* **WORK TO BE COMPLETED**
Tally the lines that contain "Justice" and report the total alone.

* **PROVIDED ENTRIES**

»»

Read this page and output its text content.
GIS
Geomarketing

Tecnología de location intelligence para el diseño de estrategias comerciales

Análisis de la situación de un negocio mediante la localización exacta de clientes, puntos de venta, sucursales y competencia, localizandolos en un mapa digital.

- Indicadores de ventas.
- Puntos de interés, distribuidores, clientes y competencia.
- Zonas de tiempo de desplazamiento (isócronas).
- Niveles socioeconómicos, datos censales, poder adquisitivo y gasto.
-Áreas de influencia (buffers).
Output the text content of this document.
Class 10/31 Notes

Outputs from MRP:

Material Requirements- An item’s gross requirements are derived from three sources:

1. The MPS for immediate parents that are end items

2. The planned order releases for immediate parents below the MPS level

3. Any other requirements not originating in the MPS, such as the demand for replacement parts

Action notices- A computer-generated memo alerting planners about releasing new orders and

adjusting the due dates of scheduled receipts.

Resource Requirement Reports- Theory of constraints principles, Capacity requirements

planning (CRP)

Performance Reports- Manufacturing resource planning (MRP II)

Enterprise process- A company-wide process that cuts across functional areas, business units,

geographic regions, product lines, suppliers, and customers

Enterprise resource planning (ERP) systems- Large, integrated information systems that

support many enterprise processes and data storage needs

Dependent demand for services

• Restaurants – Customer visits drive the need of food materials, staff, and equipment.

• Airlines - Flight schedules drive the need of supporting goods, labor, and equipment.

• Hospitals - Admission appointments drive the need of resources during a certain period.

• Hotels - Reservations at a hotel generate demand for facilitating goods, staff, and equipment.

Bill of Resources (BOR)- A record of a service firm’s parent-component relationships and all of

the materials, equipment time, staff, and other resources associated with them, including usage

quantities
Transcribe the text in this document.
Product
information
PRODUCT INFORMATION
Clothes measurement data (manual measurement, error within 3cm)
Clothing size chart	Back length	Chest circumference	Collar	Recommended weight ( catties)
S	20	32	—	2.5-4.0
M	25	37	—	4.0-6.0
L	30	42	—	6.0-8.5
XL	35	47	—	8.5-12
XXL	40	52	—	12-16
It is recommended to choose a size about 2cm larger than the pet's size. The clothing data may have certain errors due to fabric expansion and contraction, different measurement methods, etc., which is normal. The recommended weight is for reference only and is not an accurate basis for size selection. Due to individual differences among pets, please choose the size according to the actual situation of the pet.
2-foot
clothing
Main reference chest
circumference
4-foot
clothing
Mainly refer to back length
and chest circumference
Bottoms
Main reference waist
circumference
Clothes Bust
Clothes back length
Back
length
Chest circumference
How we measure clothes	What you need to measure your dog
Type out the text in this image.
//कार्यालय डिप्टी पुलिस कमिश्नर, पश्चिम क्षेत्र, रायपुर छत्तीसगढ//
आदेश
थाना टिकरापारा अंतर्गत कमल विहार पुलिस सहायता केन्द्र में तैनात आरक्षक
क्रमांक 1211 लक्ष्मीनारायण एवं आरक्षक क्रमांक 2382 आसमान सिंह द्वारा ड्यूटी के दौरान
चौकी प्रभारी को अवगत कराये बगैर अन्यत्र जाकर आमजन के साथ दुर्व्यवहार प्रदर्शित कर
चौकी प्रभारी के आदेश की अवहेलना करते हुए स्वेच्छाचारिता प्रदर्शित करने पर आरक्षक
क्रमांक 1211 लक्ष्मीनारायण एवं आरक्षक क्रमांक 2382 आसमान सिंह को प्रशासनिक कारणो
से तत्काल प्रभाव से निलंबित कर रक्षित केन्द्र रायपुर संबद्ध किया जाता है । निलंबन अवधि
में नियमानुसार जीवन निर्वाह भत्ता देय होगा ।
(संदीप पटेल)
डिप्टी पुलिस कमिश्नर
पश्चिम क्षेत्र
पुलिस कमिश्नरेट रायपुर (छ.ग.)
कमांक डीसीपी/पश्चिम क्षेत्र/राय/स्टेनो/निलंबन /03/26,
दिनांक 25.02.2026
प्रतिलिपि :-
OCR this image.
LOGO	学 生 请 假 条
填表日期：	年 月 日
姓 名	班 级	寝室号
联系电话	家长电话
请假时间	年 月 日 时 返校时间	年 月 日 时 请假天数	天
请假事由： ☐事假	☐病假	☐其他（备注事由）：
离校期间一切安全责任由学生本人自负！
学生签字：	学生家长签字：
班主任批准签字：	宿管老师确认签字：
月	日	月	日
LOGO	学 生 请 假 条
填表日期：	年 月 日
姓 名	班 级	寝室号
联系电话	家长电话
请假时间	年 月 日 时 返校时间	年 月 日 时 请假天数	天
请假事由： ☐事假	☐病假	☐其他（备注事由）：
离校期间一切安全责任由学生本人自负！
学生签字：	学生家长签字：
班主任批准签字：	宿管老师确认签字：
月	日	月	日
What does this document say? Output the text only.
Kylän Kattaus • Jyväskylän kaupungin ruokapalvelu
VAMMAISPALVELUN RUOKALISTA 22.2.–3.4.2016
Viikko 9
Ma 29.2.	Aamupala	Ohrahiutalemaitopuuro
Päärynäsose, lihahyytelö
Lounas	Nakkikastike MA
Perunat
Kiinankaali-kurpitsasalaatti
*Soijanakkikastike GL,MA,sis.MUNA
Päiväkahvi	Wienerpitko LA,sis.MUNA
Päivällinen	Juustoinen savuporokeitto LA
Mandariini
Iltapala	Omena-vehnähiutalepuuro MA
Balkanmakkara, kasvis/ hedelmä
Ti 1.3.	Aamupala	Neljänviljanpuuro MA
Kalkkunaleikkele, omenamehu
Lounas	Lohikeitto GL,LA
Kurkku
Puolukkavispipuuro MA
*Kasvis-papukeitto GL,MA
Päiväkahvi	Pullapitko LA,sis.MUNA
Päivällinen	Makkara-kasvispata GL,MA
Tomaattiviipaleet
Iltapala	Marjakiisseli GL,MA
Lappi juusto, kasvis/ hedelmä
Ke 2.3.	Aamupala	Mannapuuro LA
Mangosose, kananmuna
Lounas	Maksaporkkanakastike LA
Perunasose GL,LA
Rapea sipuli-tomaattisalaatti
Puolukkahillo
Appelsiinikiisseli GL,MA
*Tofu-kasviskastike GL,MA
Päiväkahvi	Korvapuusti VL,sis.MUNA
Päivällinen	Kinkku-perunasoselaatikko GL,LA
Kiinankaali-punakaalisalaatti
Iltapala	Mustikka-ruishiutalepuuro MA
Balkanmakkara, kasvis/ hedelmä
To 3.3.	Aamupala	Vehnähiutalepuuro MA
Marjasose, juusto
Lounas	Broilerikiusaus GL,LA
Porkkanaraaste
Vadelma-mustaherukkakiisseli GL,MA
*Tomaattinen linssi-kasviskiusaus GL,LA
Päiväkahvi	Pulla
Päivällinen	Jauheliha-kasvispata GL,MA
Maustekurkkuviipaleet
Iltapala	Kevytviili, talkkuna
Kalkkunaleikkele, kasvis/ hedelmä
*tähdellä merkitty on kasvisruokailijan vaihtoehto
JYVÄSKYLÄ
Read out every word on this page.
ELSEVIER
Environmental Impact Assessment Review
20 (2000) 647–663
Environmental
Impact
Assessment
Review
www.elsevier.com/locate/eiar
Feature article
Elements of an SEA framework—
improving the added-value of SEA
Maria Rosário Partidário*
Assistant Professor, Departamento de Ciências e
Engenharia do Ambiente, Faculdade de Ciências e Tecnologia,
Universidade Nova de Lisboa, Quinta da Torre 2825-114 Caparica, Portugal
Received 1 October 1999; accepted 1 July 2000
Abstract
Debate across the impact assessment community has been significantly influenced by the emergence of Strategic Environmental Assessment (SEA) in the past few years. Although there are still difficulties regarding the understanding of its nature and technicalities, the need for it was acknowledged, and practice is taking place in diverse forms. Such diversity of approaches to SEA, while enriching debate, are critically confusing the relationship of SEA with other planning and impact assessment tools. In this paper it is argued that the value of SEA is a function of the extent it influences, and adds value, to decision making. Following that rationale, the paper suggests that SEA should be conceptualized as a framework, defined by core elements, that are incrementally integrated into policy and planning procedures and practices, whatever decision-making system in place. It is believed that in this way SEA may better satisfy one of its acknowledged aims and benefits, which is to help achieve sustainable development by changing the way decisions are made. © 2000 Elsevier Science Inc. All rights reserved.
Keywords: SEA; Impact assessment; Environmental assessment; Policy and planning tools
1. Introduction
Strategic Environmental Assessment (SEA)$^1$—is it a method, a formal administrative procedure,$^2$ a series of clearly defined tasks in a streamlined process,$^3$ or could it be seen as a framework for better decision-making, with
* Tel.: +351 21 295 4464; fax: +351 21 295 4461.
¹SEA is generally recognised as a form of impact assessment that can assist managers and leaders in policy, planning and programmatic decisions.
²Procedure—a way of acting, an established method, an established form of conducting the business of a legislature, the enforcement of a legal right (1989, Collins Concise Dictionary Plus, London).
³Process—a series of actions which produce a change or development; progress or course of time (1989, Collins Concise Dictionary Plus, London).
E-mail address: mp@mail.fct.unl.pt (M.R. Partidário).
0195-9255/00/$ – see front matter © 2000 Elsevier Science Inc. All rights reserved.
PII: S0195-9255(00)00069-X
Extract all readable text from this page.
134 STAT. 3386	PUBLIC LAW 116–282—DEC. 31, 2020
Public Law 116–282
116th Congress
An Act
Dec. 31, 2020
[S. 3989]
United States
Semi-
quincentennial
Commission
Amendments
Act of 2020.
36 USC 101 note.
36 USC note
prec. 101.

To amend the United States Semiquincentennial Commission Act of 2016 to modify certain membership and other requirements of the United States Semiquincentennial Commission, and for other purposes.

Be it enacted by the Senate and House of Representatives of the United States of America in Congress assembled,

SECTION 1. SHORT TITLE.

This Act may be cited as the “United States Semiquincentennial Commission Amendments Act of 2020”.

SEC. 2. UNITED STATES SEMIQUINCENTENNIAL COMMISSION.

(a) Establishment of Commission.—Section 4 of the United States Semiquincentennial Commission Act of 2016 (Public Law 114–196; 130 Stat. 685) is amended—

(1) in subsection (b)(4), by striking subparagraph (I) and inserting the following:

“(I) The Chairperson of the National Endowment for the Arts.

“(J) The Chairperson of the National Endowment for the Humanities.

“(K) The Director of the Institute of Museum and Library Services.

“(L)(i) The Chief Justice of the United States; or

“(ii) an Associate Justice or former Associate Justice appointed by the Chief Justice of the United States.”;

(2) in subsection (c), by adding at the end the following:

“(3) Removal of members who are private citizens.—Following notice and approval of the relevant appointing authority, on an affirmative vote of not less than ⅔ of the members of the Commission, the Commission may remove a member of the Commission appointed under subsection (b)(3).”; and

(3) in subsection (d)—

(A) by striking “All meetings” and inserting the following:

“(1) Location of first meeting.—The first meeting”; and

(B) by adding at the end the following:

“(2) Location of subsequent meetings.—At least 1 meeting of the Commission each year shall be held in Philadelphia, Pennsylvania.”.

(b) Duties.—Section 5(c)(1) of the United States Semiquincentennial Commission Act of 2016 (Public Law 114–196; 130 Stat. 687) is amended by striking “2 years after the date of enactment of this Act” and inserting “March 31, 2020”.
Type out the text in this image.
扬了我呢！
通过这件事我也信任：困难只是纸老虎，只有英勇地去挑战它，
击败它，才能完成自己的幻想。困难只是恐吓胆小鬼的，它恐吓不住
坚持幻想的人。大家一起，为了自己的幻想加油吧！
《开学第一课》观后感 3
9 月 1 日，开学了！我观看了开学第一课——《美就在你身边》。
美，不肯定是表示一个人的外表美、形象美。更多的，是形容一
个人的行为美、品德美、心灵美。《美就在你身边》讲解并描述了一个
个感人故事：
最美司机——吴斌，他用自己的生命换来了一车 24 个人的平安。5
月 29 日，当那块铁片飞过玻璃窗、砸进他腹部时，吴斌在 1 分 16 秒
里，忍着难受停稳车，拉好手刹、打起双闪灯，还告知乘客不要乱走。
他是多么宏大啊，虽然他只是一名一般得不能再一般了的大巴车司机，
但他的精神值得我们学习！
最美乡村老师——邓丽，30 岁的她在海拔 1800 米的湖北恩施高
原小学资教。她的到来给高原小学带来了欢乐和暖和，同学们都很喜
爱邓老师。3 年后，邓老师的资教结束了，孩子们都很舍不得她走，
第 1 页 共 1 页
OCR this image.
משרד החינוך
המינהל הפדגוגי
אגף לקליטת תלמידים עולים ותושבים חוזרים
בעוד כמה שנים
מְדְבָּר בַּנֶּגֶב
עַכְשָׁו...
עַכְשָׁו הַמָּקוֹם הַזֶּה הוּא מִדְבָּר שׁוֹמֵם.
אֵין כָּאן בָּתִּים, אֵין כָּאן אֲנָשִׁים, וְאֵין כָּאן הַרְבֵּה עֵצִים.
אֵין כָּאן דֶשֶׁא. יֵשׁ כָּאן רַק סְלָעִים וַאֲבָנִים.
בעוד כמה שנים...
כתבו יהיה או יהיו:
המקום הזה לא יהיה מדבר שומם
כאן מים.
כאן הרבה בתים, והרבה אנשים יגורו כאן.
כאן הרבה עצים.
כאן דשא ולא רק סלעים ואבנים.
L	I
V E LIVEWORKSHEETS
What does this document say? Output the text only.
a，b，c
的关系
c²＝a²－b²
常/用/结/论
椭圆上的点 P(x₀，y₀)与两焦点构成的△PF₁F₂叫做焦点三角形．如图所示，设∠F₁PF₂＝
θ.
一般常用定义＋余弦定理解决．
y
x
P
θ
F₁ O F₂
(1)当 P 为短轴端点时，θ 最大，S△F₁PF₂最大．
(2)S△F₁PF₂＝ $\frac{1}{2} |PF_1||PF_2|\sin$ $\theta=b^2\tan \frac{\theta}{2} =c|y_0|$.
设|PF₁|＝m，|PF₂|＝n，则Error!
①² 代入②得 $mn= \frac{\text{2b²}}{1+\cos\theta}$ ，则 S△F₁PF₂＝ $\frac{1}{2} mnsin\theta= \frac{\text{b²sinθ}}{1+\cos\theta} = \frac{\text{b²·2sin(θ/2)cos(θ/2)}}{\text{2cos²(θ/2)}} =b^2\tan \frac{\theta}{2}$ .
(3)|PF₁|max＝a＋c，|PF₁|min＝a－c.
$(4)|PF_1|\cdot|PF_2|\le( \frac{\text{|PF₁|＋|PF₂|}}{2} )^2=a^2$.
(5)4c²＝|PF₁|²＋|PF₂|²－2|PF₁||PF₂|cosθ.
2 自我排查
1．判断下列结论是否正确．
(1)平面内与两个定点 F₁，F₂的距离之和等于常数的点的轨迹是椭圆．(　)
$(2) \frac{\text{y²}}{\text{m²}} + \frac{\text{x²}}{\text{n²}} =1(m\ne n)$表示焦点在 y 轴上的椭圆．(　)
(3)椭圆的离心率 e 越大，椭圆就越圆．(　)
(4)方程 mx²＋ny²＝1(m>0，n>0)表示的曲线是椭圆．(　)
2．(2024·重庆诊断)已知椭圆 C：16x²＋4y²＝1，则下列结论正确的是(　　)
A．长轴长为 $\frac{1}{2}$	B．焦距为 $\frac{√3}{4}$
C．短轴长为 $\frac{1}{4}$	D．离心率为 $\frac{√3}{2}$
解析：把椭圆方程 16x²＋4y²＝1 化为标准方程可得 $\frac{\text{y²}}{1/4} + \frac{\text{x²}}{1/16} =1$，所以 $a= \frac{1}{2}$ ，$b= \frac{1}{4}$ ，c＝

««

* **THE COMPLETED TASK**
2